[Saved data entries]
◇ ◇ ◇

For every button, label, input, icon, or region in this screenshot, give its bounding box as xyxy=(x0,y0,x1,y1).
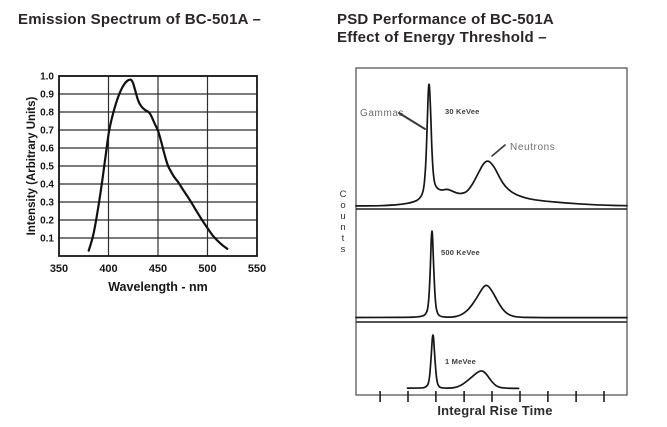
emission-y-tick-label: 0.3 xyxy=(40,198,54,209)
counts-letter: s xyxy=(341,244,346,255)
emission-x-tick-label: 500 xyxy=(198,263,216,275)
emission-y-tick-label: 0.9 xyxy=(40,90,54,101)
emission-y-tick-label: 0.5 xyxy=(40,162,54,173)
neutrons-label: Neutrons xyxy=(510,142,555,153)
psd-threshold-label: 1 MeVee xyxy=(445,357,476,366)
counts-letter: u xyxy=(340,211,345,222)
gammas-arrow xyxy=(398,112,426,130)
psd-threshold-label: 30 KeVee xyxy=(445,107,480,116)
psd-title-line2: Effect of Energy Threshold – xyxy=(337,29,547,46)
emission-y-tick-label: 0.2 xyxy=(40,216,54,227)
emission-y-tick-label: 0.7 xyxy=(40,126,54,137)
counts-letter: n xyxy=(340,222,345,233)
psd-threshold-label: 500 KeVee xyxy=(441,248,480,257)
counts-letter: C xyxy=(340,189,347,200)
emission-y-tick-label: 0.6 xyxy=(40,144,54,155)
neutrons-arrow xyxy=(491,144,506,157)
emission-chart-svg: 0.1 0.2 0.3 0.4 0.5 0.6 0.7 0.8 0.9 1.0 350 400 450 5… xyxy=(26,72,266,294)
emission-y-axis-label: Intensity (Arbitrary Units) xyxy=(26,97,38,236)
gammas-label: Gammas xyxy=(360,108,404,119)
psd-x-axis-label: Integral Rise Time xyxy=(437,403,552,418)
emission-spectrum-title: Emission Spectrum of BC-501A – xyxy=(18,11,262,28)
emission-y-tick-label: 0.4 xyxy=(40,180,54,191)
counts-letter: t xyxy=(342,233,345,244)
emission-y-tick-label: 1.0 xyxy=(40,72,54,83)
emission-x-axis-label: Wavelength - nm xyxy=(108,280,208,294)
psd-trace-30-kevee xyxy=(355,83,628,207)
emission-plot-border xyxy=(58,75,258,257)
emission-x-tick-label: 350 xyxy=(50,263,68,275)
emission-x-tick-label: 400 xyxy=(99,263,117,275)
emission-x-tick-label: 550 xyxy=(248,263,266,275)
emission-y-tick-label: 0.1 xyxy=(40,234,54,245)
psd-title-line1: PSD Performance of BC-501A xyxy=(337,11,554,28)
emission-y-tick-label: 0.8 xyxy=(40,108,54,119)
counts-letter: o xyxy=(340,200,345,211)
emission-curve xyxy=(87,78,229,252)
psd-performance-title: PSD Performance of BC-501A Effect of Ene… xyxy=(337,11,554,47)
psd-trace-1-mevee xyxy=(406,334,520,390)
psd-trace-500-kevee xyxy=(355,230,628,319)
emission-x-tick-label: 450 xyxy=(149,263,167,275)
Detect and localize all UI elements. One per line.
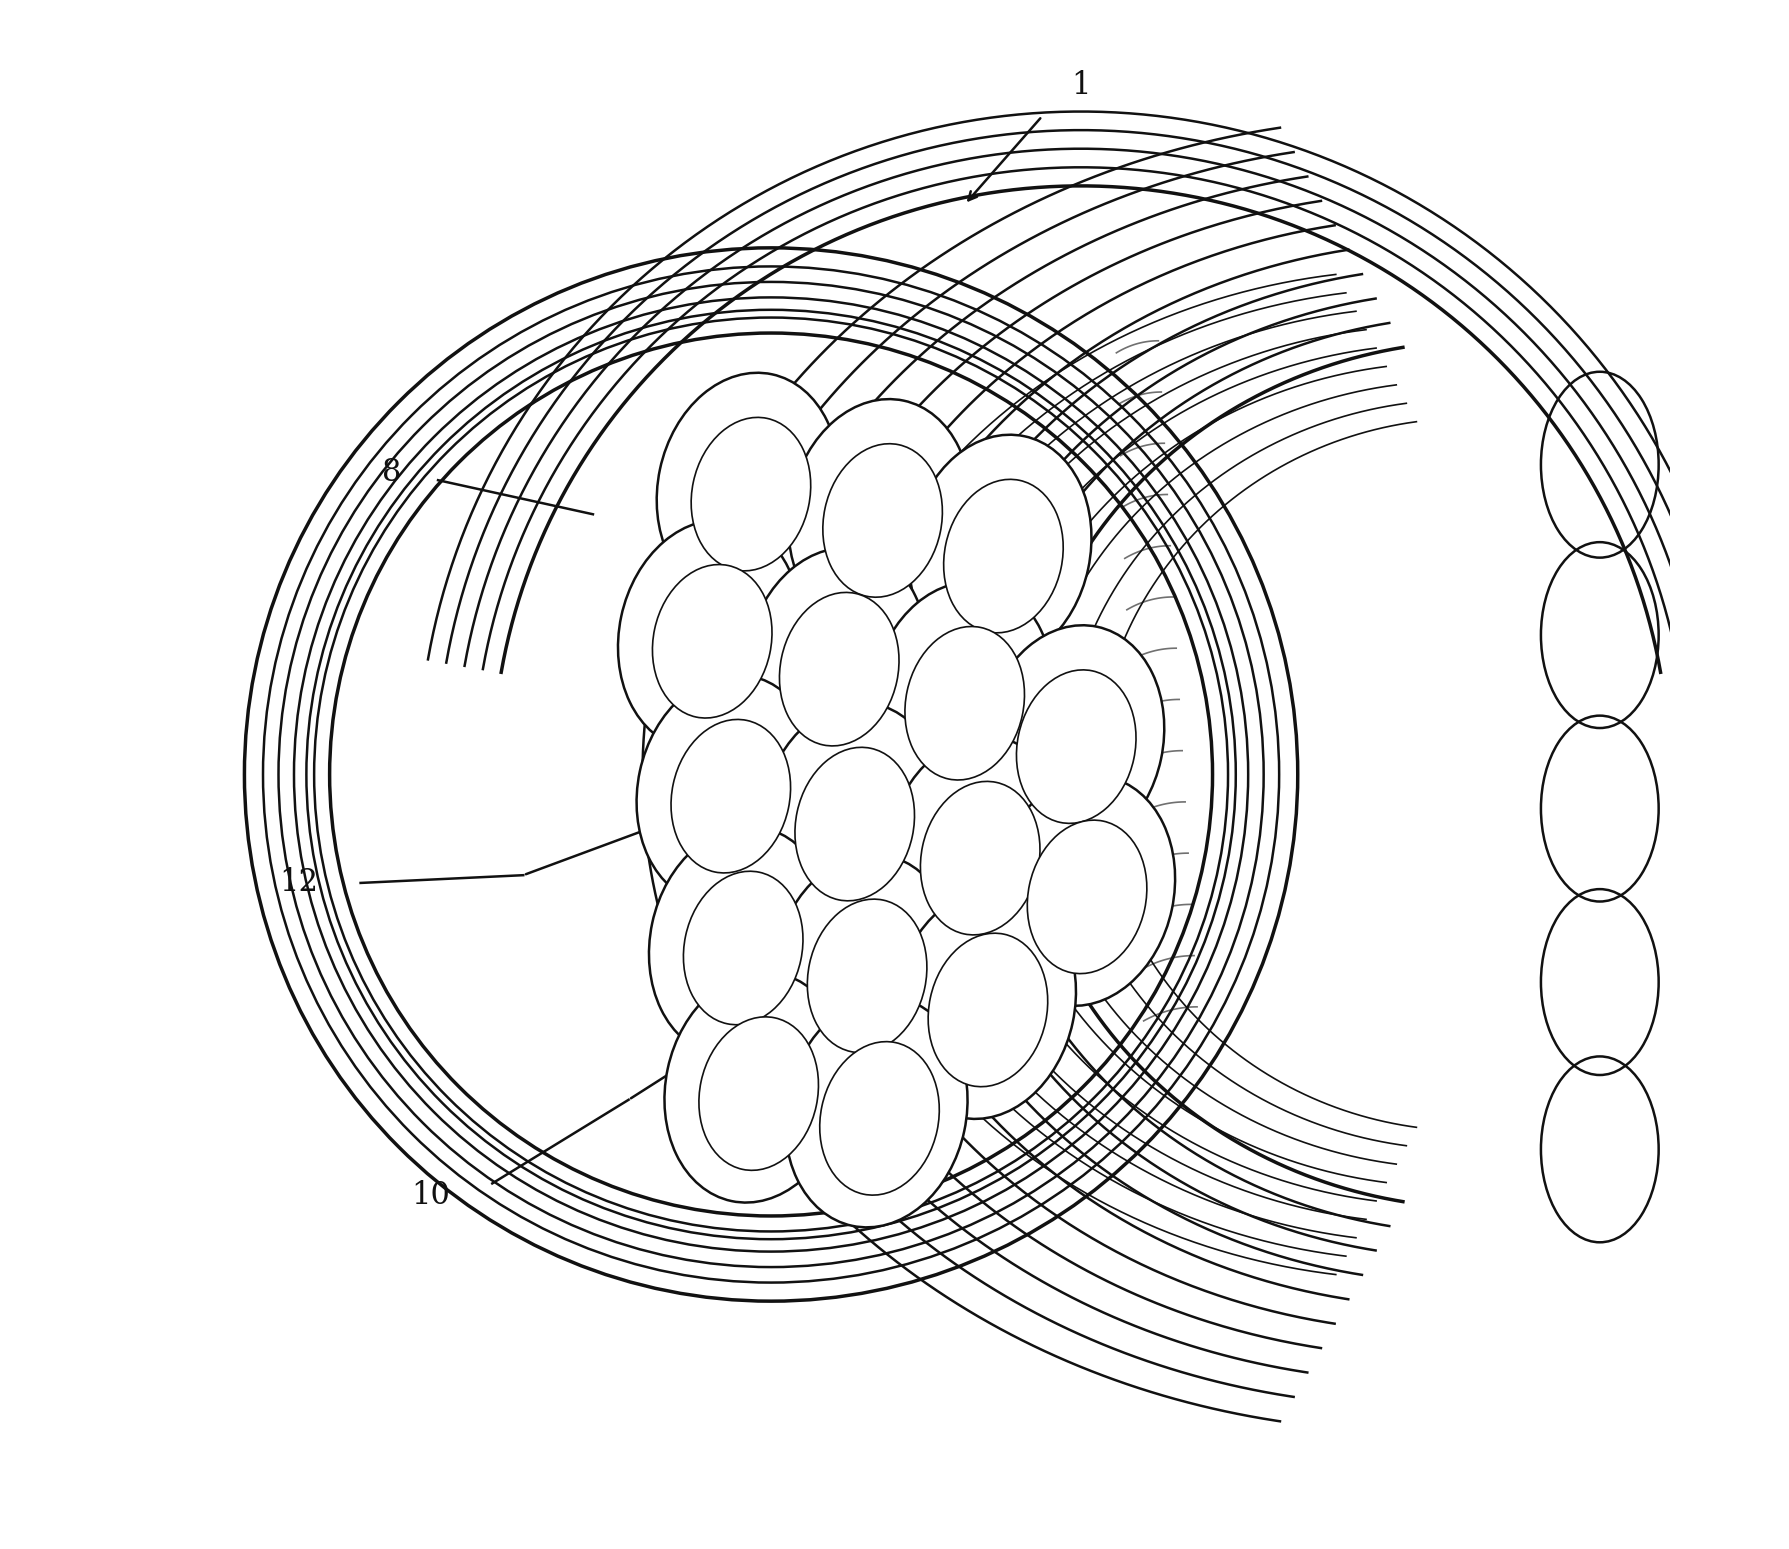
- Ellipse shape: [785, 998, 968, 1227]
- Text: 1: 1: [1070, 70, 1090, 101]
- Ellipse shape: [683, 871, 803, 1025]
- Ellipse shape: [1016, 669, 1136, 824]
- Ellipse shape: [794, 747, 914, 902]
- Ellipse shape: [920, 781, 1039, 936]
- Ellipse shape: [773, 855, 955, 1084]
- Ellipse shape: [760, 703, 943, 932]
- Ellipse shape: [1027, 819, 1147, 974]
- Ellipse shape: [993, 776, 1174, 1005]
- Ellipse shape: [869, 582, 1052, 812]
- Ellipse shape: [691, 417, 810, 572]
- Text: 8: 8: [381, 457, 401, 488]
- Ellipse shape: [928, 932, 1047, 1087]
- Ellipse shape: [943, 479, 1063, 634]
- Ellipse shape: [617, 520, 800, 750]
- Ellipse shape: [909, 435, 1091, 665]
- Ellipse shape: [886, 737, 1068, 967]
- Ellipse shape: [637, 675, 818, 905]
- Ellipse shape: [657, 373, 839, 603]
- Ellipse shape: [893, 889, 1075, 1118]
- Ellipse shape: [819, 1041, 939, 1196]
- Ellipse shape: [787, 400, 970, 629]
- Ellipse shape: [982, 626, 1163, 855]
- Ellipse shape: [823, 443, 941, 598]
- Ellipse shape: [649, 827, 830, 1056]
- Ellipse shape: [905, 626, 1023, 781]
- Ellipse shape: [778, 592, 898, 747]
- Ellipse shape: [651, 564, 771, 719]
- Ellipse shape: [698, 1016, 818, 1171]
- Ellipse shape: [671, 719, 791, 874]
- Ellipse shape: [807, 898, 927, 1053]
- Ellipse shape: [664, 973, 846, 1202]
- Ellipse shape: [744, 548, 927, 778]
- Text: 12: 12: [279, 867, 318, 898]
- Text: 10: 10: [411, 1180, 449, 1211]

◇ ◇ ◇

-- To do --
Reproduce every line of the saved data entries above without any change, omitting the pictures.

-- Correct response --
For every button, label, input, icon, or region in this screenshot, give its bounding box as xyxy=(x0,y0,x1,y1).
emission-y-tick-label: 0.3 xyxy=(40,198,54,209)
counts-letter: s xyxy=(341,244,346,255)
emission-x-tick-label: 500 xyxy=(198,263,216,275)
emission-y-tick-label: 0.9 xyxy=(40,90,54,101)
emission-y-tick-label: 0.5 xyxy=(40,162,54,173)
neutrons-label: Neutrons xyxy=(510,142,555,153)
psd-threshold-label: 1 MeVee xyxy=(445,357,476,366)
counts-letter: u xyxy=(340,211,345,222)
gammas-arrow xyxy=(398,112,426,130)
psd-threshold-label: 30 KeVee xyxy=(445,107,480,116)
psd-title-line2: Effect of Energy Threshold – xyxy=(337,29,547,46)
emission-y-tick-label: 0.2 xyxy=(40,216,54,227)
emission-y-tick-label: 0.7 xyxy=(40,126,54,137)
counts-letter: n xyxy=(340,222,345,233)
psd-threshold-label: 500 KeVee xyxy=(441,248,480,257)
counts-letter: C xyxy=(340,189,347,200)
emission-y-tick-label: 0.6 xyxy=(40,144,54,155)
neutrons-arrow xyxy=(491,144,506,157)
emission-chart-svg: 0.1 0.2 0.3 0.4 0.5 0.6 0.7 0.8 0.9 1.0 350 400 450 5… xyxy=(26,72,266,294)
emission-y-axis-label: Intensity (Arbitrary Units) xyxy=(26,97,38,236)
gammas-label: Gammas xyxy=(360,108,404,119)
psd-x-axis-label: Integral Rise Time xyxy=(437,403,552,418)
emission-spectrum-title: Emission Spectrum of BC-501A – xyxy=(18,11,262,28)
emission-y-tick-label: 0.4 xyxy=(40,180,54,191)
counts-letter: t xyxy=(342,233,345,244)
emission-y-tick-label: 1.0 xyxy=(40,72,54,83)
emission-x-axis-label: Wavelength - nm xyxy=(108,280,208,294)
psd-trace-30-kevee xyxy=(355,83,628,207)
emission-plot-border xyxy=(58,75,258,257)
emission-x-tick-label: 350 xyxy=(50,263,68,275)
emission-x-tick-label: 400 xyxy=(99,263,117,275)
emission-x-tick-label: 550 xyxy=(248,263,266,275)
emission-y-tick-label: 0.1 xyxy=(40,234,54,245)
psd-title-line1: PSD Performance of BC-501A xyxy=(337,11,554,28)
emission-y-tick-label: 0.8 xyxy=(40,108,54,119)
counts-letter: o xyxy=(340,200,345,211)
emission-curve xyxy=(87,78,229,252)
psd-performance-title: PSD Performance of BC-501A Effect of Ene… xyxy=(337,11,554,47)
psd-trace-1-mevee xyxy=(406,334,520,390)
psd-trace-500-kevee xyxy=(355,230,628,319)
emission-x-tick-label: 450 xyxy=(149,263,167,275)
Detect and localize all UI elements. One per line.
- Ellipse shape: [785, 998, 968, 1227]
- Text: 1: 1: [1070, 70, 1090, 101]
- Ellipse shape: [683, 871, 803, 1025]
- Ellipse shape: [1016, 669, 1136, 824]
- Ellipse shape: [794, 747, 914, 902]
- Ellipse shape: [920, 781, 1039, 936]
- Ellipse shape: [773, 855, 955, 1084]
- Ellipse shape: [760, 703, 943, 932]
- Ellipse shape: [1027, 819, 1147, 974]
- Ellipse shape: [993, 776, 1174, 1005]
- Ellipse shape: [869, 582, 1052, 812]
- Ellipse shape: [691, 417, 810, 572]
- Text: 8: 8: [381, 457, 401, 488]
- Ellipse shape: [928, 932, 1047, 1087]
- Ellipse shape: [943, 479, 1063, 634]
- Ellipse shape: [617, 520, 800, 750]
- Ellipse shape: [909, 435, 1091, 665]
- Ellipse shape: [886, 737, 1068, 967]
- Ellipse shape: [637, 675, 818, 905]
- Ellipse shape: [657, 373, 839, 603]
- Ellipse shape: [893, 889, 1075, 1118]
- Ellipse shape: [819, 1041, 939, 1196]
- Ellipse shape: [787, 400, 970, 629]
- Ellipse shape: [982, 626, 1163, 855]
- Ellipse shape: [823, 443, 941, 598]
- Ellipse shape: [649, 827, 830, 1056]
- Ellipse shape: [905, 626, 1023, 781]
- Ellipse shape: [778, 592, 898, 747]
- Ellipse shape: [651, 564, 771, 719]
- Ellipse shape: [698, 1016, 818, 1171]
- Ellipse shape: [671, 719, 791, 874]
- Ellipse shape: [807, 898, 927, 1053]
- Ellipse shape: [664, 973, 846, 1202]
- Ellipse shape: [744, 548, 927, 778]
- Text: 12: 12: [279, 867, 318, 898]
- Text: 10: 10: [411, 1180, 449, 1211]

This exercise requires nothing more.